> [Bloque de texto]:

-------

Amor, masculinidad y música negra en el debut de Caleb Azumah Nelson

Cuando te encuentras de frente con el amor te asustas. No hablo de sentir atracción o simpatía por alguien. Hablo de conocer a una persona y de repente saberlo. Saber que delante de esa persona puedes mostrarte, ser tú mismo como nunca antes lo has sido ante nadie. Es enseñar una cara que creías que solo formaba parte de tu intimidad. Y da miedo. Da miedo porque no sabes cuál es el limite, no sabes hasta donde te puede llevar, no sabes que puedes descubrir de ti mismo que no sabías y no sabes que puedes perder en el proceso, que puedes perder si pierdes a esa persona o si haces algo que rompa esa conexión.

La primera novela de Caleb Azumah Nelson (Aguas abiertas, Alpha Decay) sabe transmitir muy bien eso. Su protagonista, aparentemente un alter ego del mismo autor ya que es fotógrafo como él, de origen ghanés como él y joven como él, conoce a una chica en una fiesta en Londres y lo sabe. Sabe qué tiene que conocerla y sabe que existe una conexión entre ellos. Parte de la novela describe muy bien como se produce el acercamiento entre ambos a lo largo de varios meses en los que no tienen prisa para quemar etapas. Descubren que la relación que se está tejiendo es diferente a sus anteriores relaciones y que hay mucho en juego. Caleb entiende muy bien la naturaleza de este amor y no se centra en una descripción simplista de sus primeros encuentros sexuales. La calidez del tacto en un abrazo o la libertad para quedar sin haberlo planificado o sin tener un objetivo definido van construyendo esta relación nueva para ambos. El amor es quedar para no hacer nada y confiar en que no hacer nada sea suficiente para pasar un buen rato. Abrirse a alguien y confiar en que te arropará. Saber que se puede hablar de cualquier cosa y que lo entenderá.

-------

> [Instrucciones]: Vuelve a escribir, sin cambiar nada, todo lo que va en la reseña desde "Cuando te encuentras" hasta "rompa esa conexión.". El material no tiene nada que ver con esto.

> [Información dada]:
-------

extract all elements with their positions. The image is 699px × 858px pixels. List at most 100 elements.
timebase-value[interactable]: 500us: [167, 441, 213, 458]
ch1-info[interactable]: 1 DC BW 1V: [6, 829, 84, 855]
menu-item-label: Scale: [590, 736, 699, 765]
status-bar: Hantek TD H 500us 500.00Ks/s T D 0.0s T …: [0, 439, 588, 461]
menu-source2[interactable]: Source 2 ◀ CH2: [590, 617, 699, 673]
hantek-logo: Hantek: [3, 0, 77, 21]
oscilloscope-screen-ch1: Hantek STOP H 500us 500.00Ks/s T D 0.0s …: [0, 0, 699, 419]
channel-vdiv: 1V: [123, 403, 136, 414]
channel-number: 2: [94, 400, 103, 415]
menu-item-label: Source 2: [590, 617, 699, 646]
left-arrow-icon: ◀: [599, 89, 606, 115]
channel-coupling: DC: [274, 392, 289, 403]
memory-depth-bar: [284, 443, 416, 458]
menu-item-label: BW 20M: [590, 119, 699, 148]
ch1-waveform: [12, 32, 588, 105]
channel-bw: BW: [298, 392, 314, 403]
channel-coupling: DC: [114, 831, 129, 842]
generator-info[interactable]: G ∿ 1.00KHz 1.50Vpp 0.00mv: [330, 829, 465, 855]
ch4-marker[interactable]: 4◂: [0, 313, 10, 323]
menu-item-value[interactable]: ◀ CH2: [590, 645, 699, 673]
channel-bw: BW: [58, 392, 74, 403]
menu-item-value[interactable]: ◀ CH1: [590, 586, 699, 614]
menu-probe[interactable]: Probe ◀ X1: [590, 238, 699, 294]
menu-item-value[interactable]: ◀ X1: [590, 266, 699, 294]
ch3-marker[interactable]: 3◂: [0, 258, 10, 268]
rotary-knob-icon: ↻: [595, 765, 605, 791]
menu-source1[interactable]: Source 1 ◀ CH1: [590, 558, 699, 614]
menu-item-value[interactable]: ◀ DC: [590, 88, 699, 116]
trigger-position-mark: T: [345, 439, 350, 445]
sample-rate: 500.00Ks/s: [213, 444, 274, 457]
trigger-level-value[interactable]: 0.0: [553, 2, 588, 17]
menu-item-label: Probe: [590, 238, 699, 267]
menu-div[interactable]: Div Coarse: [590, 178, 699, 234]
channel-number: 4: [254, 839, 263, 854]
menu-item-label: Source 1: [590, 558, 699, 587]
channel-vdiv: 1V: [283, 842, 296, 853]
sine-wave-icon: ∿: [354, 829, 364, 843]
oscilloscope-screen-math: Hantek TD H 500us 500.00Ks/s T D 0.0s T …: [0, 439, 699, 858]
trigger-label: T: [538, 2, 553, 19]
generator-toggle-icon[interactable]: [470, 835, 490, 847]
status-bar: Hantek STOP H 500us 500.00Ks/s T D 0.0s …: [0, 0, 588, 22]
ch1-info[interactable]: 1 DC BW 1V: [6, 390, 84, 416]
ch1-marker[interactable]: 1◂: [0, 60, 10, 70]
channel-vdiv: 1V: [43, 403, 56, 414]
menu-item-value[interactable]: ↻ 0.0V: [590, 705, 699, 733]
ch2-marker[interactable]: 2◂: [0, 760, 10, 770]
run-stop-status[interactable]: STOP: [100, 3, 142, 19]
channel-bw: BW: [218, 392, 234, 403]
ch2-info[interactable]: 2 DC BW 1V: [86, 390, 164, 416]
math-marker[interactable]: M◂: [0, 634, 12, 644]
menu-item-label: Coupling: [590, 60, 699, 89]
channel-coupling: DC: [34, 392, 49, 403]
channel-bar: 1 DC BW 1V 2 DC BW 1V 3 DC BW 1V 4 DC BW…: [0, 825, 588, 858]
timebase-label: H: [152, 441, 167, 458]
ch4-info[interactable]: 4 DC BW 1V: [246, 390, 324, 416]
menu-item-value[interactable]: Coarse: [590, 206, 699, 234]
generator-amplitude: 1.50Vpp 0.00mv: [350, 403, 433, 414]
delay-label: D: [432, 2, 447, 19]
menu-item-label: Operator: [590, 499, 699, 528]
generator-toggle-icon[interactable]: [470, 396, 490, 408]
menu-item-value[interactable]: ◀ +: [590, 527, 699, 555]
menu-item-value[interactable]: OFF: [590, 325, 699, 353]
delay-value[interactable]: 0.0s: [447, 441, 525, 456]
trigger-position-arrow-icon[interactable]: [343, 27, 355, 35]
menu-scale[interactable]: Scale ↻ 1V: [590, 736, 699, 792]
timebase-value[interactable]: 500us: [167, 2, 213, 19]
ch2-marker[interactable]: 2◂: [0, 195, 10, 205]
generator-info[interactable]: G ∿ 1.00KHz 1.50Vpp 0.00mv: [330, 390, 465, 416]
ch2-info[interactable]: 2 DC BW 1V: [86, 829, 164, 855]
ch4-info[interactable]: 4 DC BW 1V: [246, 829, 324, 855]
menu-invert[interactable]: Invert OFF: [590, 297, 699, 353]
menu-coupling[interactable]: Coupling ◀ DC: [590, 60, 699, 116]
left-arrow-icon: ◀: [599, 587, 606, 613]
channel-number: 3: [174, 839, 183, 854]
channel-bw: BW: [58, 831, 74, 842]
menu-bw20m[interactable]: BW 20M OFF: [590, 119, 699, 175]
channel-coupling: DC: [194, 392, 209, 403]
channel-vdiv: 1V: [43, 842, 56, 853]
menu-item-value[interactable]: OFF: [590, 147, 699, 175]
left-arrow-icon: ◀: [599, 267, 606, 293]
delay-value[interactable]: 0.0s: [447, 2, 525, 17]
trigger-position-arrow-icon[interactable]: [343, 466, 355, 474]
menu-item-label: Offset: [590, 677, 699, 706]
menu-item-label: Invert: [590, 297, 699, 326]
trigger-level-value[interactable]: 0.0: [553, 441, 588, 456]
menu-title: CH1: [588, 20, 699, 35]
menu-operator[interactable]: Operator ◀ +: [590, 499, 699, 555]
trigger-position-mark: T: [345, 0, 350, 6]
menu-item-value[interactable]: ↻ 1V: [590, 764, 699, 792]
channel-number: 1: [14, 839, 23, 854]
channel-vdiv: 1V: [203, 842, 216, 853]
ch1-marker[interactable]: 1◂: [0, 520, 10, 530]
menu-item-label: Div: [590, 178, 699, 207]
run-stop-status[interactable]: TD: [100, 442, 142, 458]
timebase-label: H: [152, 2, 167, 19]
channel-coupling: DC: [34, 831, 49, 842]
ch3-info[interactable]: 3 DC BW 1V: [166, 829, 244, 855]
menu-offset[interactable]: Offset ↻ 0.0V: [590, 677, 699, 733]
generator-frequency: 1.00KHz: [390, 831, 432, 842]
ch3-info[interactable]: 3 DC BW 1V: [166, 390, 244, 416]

-------

> [Solución]:
Cuando te encuentras de frente con el amor te asustas. No hablo de sentir atracción o simpatía por alguien. Hablo de conocer a una persona y de repente saberlo. Saber que delante de esa persona puedes mostrarte, ser tú mismo como nunca antes lo has sido ante nadie. Es enseñar una cara que creías que solo formaba parte de tu intimidad. Y da miedo. Da miedo porque no sabes cuál es el limite, no sabes hasta donde te puede llevar, no sabes que puedes descubrir de ti mismo que no sabías y no sabes que puedes perder en el proceso, que puedes perder si pierdes a esa persona o si haces algo que rompa esa conexión.